>> begin Data to use

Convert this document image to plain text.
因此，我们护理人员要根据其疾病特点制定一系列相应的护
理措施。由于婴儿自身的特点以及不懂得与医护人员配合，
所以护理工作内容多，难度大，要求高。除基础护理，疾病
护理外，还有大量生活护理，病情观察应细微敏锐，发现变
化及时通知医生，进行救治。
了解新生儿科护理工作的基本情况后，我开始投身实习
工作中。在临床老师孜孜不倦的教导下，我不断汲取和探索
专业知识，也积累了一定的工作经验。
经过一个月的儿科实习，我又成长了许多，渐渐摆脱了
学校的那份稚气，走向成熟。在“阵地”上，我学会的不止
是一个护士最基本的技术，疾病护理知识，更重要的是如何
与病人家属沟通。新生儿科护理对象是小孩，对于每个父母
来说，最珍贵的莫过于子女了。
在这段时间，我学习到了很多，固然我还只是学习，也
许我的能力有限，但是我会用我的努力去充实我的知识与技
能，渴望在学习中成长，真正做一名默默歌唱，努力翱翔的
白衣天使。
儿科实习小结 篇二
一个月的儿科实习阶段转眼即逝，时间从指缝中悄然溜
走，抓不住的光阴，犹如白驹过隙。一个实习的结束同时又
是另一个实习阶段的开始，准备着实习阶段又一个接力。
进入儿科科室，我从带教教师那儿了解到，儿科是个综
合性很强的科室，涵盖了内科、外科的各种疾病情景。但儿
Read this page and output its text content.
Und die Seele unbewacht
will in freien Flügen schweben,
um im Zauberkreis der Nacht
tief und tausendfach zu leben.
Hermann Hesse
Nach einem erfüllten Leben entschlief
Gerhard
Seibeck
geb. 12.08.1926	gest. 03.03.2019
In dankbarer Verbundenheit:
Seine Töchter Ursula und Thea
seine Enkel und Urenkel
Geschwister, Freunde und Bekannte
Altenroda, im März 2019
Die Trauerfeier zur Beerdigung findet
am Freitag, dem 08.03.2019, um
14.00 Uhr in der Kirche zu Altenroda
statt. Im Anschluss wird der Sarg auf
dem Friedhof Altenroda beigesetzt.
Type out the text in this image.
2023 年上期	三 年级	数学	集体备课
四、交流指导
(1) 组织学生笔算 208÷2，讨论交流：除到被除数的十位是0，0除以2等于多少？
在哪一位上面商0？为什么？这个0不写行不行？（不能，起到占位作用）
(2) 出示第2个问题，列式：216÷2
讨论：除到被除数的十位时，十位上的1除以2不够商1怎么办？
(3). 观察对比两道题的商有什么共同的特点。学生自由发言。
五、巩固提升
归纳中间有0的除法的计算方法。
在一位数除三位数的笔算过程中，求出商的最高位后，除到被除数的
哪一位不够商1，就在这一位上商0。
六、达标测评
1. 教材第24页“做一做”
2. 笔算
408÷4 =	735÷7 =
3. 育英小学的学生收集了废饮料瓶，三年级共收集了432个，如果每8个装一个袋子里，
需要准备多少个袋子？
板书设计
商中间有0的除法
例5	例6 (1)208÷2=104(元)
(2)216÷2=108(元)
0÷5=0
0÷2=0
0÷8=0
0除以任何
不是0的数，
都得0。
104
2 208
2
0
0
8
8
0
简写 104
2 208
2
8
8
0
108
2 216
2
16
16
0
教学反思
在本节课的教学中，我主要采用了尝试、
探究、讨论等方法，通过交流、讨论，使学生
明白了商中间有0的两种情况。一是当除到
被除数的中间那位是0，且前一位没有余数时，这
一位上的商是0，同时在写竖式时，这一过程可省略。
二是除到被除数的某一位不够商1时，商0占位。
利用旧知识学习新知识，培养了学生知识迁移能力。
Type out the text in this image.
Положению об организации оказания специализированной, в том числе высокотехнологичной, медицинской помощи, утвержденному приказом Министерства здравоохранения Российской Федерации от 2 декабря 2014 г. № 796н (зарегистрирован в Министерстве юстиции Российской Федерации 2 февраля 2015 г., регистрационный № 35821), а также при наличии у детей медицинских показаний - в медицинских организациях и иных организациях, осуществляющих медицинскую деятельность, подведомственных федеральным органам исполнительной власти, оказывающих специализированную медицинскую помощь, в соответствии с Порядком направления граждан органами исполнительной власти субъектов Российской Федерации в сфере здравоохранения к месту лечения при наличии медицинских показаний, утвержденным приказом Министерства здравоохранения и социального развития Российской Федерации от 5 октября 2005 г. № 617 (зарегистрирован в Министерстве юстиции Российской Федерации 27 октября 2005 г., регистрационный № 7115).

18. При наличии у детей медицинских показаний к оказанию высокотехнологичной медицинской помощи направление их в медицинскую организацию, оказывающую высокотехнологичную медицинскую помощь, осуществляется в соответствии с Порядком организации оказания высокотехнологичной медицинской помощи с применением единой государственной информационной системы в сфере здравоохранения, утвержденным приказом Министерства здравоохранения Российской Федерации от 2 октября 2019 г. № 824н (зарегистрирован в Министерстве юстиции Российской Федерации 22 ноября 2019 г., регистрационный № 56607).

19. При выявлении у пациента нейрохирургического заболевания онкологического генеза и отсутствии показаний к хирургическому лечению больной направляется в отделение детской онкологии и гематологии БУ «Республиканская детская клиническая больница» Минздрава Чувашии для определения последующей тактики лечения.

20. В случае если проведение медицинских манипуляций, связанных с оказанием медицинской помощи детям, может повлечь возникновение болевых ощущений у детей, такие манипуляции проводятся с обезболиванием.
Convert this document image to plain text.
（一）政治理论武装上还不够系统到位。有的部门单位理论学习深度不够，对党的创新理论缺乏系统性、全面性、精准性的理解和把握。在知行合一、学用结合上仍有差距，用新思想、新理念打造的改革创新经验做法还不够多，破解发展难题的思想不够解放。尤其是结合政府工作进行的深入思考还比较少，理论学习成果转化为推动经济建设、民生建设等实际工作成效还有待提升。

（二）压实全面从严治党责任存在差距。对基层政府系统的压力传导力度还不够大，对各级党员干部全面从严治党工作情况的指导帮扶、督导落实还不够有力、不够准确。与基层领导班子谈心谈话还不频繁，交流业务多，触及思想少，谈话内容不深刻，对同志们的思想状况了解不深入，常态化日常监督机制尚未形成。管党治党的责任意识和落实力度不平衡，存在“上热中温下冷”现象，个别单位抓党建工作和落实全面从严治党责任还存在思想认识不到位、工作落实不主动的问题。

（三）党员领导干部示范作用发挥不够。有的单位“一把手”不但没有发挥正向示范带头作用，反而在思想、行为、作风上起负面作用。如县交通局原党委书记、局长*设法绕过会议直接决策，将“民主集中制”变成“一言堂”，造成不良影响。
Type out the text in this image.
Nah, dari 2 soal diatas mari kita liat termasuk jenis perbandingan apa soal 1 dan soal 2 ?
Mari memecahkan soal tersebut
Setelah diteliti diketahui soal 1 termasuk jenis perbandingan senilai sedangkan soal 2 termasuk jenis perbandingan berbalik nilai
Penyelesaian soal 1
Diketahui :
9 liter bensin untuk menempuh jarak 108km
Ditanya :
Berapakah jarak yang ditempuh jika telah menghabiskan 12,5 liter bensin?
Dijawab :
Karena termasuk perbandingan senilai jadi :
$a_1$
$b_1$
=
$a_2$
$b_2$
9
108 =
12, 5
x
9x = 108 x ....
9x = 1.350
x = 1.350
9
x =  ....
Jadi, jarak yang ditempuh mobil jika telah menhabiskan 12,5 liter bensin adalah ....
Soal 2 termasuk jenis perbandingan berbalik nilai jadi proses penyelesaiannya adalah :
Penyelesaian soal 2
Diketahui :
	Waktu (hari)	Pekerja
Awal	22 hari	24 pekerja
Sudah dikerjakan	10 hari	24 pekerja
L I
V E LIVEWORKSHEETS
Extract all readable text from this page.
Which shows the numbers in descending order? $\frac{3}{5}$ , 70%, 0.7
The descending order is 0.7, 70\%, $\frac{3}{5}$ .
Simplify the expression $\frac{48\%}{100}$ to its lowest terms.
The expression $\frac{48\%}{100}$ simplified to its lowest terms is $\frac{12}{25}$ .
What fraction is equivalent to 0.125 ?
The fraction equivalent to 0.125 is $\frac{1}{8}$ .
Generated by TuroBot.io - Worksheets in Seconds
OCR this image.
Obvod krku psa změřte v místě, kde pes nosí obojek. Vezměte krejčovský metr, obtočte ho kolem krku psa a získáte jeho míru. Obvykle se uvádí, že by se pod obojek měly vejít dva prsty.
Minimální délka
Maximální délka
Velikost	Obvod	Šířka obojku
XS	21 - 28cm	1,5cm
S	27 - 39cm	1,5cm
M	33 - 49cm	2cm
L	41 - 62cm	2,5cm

>> end Data to use

(Task instructions) Show, from the material above, each line that includes the string "equivalent".

(Worked solution)
What fraction is equivalent to 0.125 ?
The fraction equivalent to 0.125 is $\frac{1}{8}$ .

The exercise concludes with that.